* Start PROVIDED ENTRIES *

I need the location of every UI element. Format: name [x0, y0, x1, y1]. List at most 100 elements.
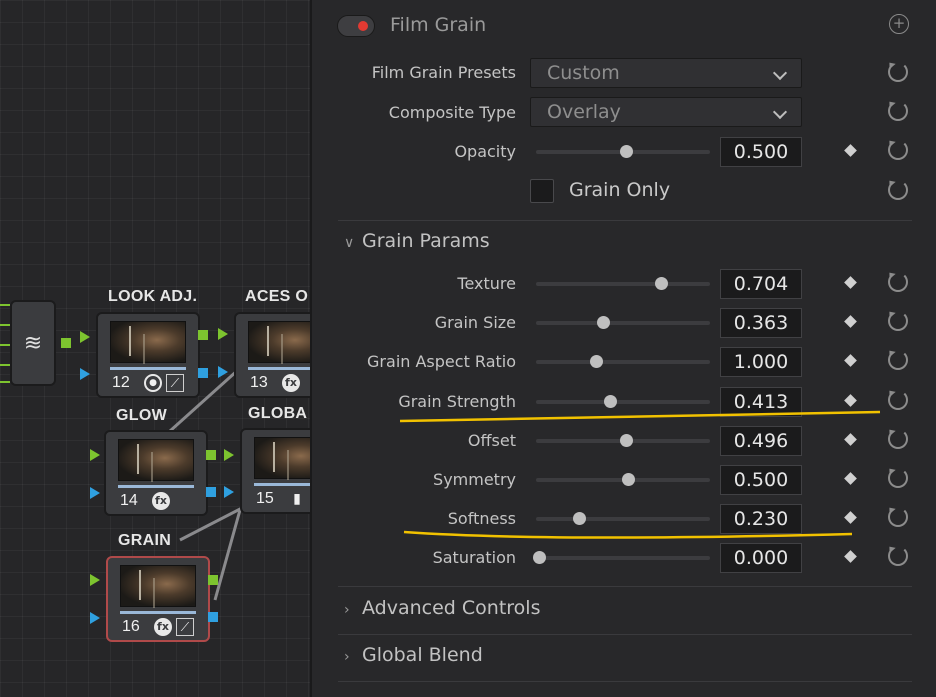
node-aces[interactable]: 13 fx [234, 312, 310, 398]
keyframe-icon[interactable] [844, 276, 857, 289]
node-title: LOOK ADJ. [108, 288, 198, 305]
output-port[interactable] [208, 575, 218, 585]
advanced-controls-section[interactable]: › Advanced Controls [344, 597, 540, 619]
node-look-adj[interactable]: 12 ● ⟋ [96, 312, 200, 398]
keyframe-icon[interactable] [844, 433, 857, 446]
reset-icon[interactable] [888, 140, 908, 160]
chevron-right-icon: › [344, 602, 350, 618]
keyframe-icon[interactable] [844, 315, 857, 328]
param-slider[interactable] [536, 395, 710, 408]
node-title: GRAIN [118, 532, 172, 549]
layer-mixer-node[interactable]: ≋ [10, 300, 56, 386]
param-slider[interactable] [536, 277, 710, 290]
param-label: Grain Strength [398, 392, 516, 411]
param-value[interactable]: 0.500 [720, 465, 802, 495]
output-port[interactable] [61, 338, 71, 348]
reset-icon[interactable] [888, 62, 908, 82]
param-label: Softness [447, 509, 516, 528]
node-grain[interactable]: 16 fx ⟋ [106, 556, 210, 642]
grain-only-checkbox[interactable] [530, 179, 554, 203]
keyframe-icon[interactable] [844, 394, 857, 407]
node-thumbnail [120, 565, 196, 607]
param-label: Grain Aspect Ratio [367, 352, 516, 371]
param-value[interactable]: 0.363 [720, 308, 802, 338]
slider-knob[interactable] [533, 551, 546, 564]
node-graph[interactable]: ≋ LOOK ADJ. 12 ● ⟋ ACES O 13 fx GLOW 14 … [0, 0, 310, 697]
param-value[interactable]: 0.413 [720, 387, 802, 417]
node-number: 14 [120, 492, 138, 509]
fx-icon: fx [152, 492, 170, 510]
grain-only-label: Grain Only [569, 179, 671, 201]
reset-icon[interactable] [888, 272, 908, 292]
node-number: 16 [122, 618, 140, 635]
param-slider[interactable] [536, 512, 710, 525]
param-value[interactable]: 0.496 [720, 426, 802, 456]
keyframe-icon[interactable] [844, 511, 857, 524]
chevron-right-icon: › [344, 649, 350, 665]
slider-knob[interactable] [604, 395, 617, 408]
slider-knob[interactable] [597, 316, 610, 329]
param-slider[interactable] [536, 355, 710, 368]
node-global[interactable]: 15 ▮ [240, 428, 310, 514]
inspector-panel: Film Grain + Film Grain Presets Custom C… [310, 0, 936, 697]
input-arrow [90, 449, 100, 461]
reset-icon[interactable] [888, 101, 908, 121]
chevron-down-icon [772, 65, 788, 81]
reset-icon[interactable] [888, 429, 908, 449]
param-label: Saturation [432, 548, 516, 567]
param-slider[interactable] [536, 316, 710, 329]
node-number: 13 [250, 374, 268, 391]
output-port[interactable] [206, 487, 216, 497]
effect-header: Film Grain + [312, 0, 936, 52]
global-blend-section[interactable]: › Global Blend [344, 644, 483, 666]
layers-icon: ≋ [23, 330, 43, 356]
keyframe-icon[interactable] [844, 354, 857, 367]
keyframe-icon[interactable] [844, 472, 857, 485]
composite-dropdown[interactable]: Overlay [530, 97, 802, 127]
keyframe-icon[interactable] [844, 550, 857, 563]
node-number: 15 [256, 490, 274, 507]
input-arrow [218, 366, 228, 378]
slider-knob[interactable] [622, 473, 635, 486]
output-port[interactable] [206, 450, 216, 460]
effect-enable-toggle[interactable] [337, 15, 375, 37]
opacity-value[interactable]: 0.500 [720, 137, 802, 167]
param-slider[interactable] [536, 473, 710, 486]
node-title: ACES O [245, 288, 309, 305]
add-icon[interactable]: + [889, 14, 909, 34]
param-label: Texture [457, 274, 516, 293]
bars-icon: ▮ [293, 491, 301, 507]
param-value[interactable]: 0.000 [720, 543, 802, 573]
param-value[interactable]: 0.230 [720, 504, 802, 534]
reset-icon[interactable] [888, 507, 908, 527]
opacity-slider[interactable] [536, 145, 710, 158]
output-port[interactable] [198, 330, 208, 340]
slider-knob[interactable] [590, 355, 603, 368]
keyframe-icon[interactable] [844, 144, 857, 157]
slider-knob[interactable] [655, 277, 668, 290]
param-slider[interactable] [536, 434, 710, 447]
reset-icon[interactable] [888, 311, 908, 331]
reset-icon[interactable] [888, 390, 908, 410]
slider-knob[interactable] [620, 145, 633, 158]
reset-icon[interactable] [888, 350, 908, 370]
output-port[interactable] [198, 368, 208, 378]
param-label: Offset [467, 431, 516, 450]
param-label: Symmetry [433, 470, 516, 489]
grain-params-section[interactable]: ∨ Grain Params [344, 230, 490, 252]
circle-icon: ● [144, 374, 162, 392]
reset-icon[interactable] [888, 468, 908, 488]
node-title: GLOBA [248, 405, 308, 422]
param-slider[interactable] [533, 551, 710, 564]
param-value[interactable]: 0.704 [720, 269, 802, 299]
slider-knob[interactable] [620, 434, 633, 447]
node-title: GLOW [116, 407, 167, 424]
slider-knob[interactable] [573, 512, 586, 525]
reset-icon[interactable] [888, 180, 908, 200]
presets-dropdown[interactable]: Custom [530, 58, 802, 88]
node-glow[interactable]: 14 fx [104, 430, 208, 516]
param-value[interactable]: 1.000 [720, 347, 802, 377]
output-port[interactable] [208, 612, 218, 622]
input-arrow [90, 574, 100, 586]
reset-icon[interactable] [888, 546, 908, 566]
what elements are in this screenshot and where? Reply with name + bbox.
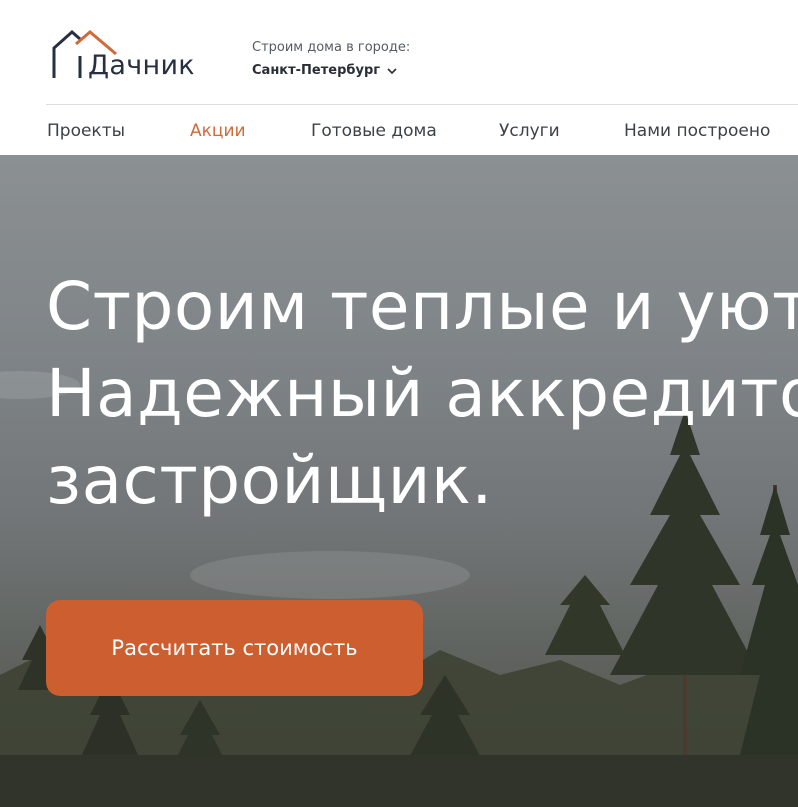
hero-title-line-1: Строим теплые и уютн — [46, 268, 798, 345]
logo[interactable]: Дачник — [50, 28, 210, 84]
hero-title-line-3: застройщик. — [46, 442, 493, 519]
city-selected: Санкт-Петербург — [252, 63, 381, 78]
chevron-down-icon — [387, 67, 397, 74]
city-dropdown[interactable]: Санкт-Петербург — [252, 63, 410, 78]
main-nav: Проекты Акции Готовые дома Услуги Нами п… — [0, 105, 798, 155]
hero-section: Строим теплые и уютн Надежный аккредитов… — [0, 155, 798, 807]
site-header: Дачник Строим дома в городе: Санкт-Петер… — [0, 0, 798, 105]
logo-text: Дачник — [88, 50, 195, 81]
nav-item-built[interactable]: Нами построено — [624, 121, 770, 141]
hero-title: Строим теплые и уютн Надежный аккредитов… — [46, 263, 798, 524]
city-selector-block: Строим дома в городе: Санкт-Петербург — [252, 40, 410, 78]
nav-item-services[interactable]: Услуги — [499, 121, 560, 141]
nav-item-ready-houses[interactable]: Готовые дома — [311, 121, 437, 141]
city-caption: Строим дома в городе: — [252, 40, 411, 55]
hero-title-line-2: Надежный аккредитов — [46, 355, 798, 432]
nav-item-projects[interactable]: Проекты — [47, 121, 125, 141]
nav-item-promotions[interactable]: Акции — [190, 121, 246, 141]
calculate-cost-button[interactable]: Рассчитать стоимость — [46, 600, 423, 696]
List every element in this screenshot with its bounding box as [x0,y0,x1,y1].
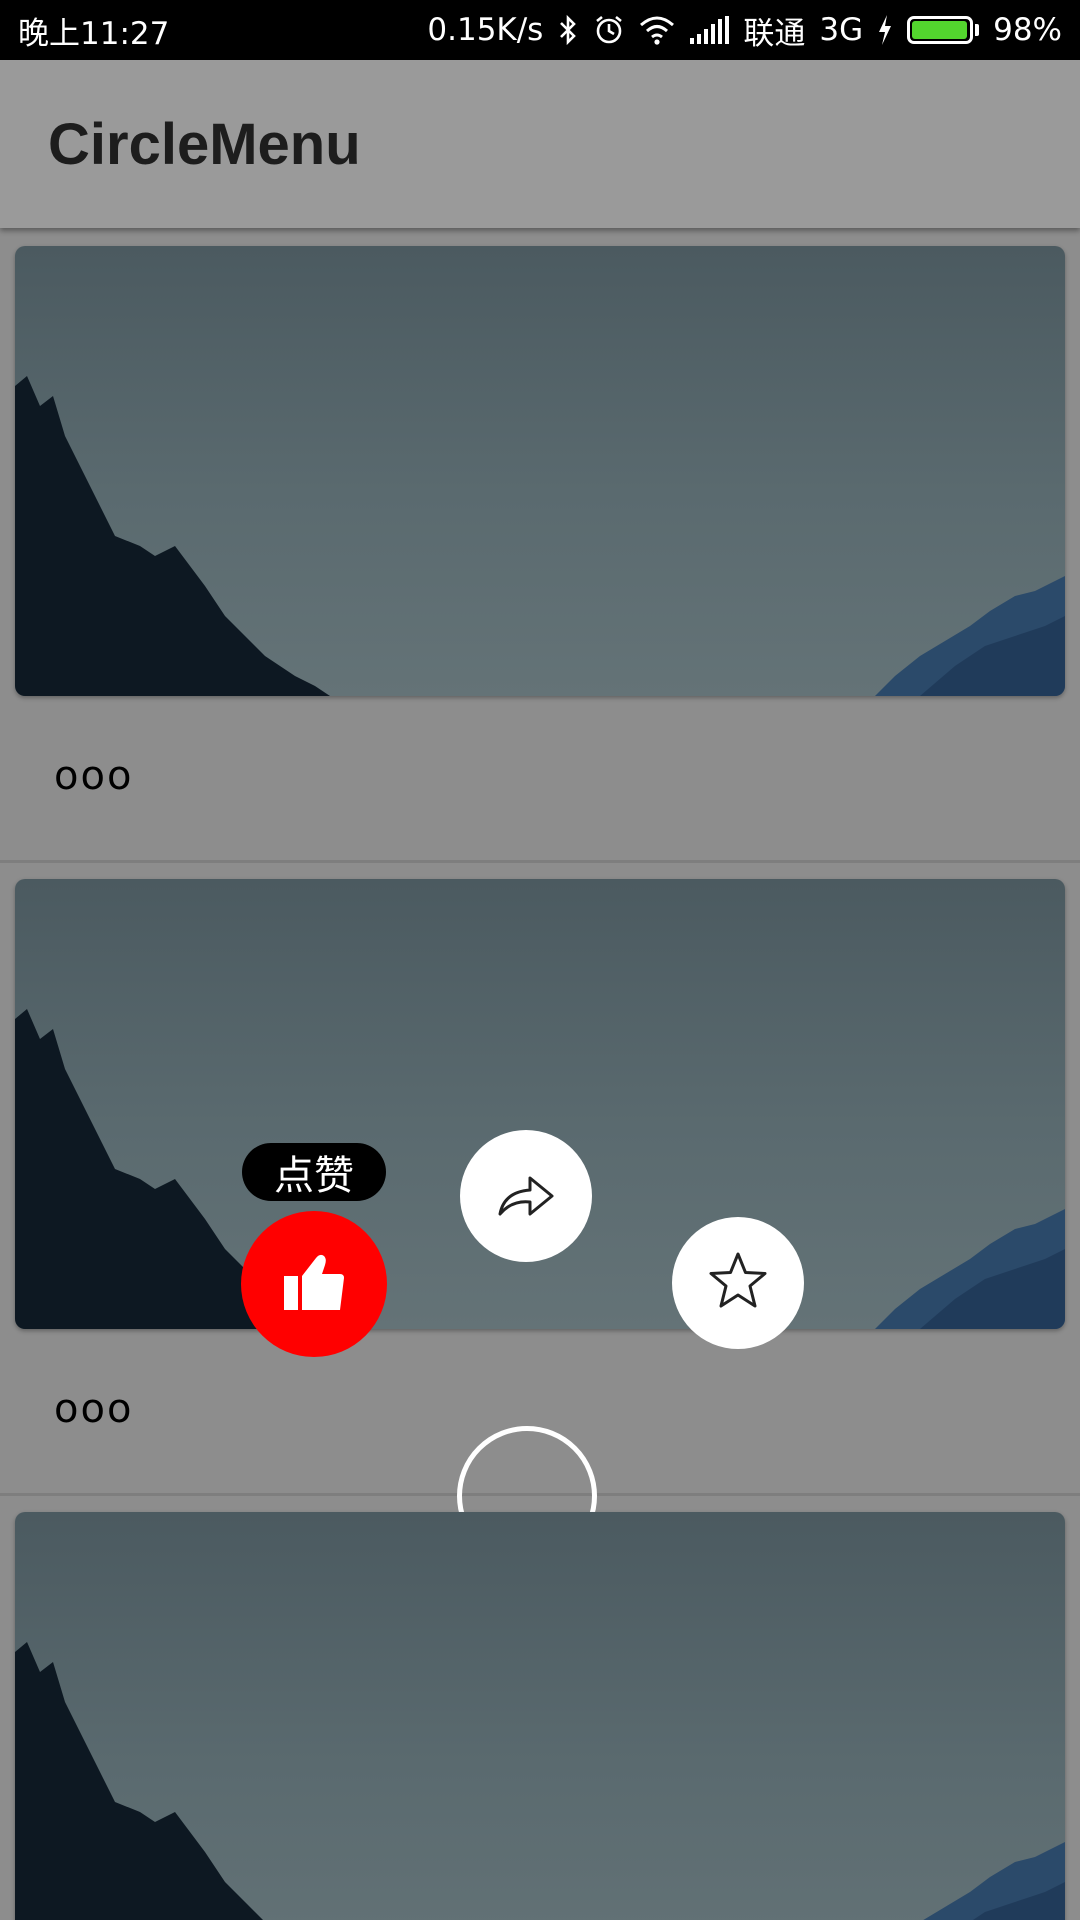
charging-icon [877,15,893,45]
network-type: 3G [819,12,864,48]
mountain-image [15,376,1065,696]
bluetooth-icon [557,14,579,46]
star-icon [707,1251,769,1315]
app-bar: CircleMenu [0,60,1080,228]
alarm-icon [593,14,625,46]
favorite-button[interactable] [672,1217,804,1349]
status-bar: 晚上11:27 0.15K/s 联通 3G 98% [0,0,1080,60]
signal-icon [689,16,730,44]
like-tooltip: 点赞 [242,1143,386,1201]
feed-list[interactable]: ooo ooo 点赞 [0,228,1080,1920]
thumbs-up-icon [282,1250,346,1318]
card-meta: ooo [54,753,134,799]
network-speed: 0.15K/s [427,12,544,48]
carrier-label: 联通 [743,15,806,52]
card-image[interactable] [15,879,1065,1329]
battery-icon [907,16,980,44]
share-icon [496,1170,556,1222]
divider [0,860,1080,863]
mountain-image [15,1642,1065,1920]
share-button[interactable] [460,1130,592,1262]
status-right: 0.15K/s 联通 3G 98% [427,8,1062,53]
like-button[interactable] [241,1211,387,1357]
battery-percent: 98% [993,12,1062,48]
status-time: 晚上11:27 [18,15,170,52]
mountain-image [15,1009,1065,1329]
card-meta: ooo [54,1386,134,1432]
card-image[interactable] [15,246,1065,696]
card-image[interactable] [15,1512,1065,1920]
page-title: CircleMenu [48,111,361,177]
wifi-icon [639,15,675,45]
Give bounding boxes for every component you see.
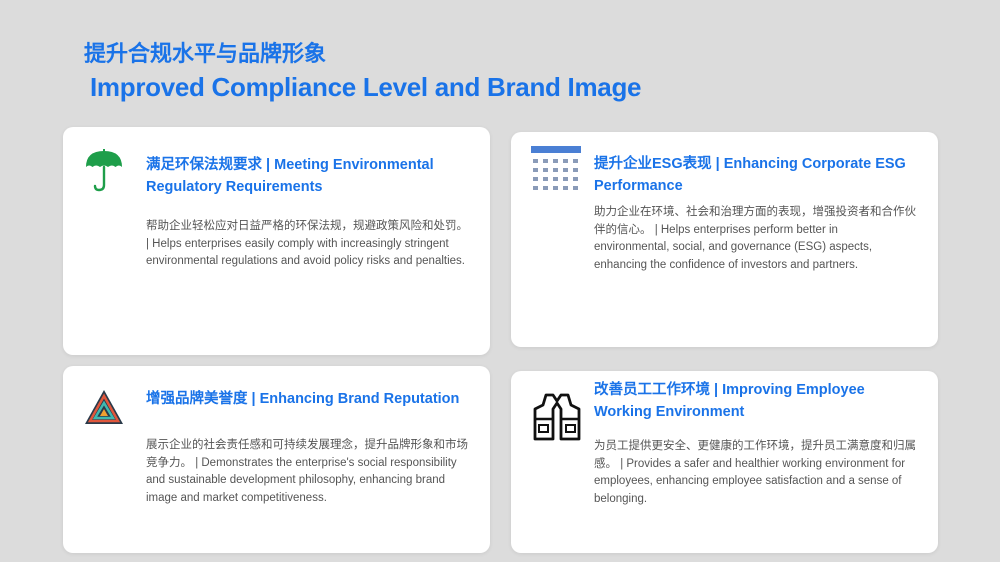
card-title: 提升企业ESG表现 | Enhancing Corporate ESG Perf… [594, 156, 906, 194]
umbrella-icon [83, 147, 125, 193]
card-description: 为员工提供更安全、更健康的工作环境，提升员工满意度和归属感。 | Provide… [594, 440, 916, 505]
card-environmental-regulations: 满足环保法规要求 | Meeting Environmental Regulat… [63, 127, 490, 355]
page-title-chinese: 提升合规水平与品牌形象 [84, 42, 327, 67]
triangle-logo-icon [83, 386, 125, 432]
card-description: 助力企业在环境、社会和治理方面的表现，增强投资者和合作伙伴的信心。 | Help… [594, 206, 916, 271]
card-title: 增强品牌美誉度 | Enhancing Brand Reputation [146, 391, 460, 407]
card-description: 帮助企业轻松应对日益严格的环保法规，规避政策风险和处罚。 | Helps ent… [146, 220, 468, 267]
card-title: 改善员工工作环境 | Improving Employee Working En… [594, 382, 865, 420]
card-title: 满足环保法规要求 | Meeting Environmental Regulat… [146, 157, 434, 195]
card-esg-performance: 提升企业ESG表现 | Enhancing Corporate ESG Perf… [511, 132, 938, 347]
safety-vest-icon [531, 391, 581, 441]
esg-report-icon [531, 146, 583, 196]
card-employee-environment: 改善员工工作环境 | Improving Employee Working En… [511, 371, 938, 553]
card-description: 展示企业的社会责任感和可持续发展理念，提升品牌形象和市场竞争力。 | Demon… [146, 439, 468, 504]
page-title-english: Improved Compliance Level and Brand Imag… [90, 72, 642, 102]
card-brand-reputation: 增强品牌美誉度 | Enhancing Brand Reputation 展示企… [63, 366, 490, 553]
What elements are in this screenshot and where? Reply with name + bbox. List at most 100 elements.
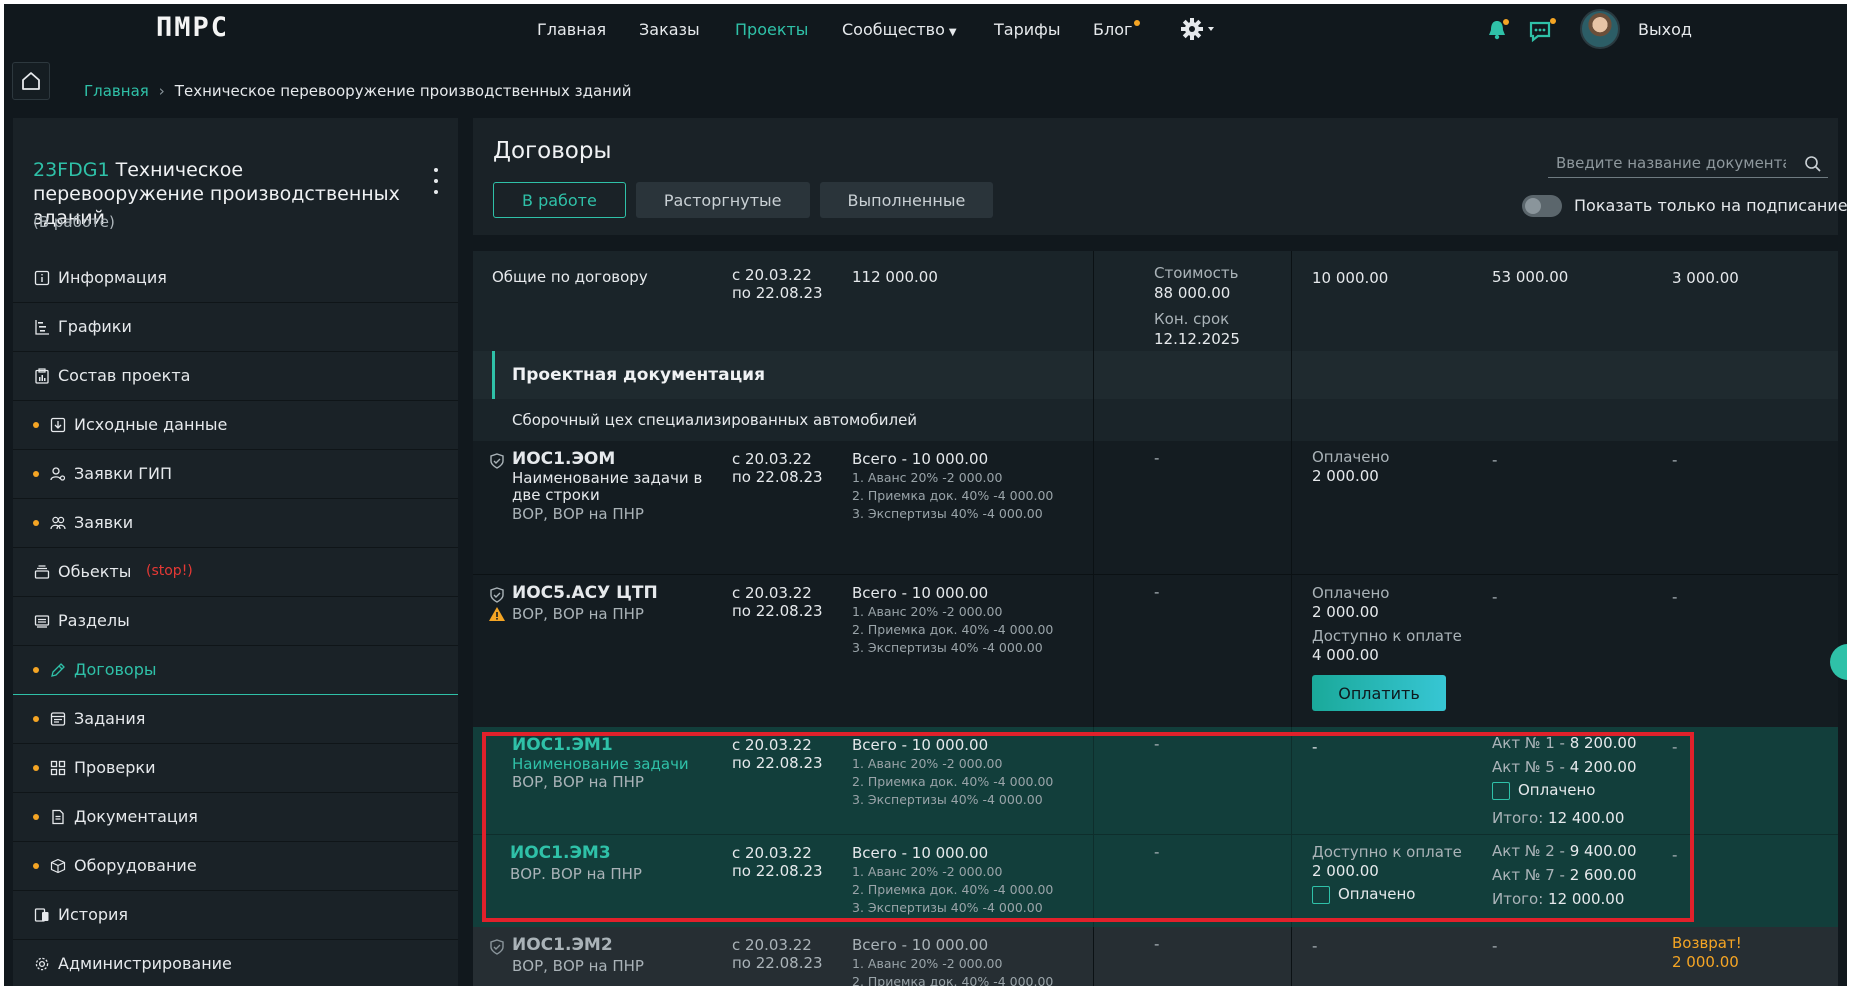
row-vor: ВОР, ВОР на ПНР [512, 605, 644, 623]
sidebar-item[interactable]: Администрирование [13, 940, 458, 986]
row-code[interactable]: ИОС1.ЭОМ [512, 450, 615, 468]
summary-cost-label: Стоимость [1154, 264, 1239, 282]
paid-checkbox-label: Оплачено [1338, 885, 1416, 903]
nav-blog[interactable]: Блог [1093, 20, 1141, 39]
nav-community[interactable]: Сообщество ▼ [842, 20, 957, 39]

* End PROVIDED ENTRIES *

STATED PROBLEM ▸ Rewrite the entries from the line with "node-aces[interactable]: 13 fx" to the line with "fx-icon: fx [152, 492, 170, 510]", changing each "keyframe-icon" to "keyframe-button" and leaving everything else the same.

EXERCISE OUTPUT ▸
node-aces[interactable]: 13 fx [234, 312, 310, 398]
keyframe-button[interactable] [844, 276, 857, 289]
node-title: LOOK ADJ. [108, 288, 198, 305]
output-port[interactable] [208, 575, 218, 585]
advanced-controls-section[interactable]: › Advanced Controls [344, 597, 540, 619]
node-look-adj[interactable]: 12 ● ⟋ [96, 312, 200, 398]
keyframe-button[interactable] [844, 433, 857, 446]
reset-icon[interactable] [888, 140, 908, 160]
chevron-right-icon: › [344, 602, 350, 618]
keyframe-button[interactable] [844, 315, 857, 328]
param-slider[interactable] [536, 395, 710, 408]
node-title: GRAIN [118, 532, 172, 549]
layer-mixer-node[interactable]: ≋ [10, 300, 56, 386]
param-slider[interactable] [536, 277, 710, 290]
param-label: Grain Strength [398, 392, 516, 411]
param-value[interactable]: 0.500 [720, 465, 802, 495]
output-port[interactable] [61, 338, 71, 348]
reset-icon[interactable] [888, 62, 908, 82]
param-label: Softness [447, 509, 516, 528]
node-grain[interactable]: 16 fx ⟋ [106, 556, 210, 642]
grain-only-checkbox[interactable] [530, 179, 554, 203]
keyframe-button[interactable] [844, 394, 857, 407]
node-thumbnail [120, 565, 196, 607]
param-label: Grain Aspect Ratio [367, 352, 516, 371]
param-value[interactable]: 0.363 [720, 308, 802, 338]
slider-knob[interactable] [533, 551, 546, 564]
node-graph[interactable]: ≋ LOOK ADJ. 12 ● ⟋ ACES O 13 fx GLOW 14 … [0, 0, 310, 697]
param-value[interactable]: 0.413 [720, 387, 802, 417]
node-number: 14 [120, 492, 138, 509]
fx-icon: fx [152, 492, 170, 510]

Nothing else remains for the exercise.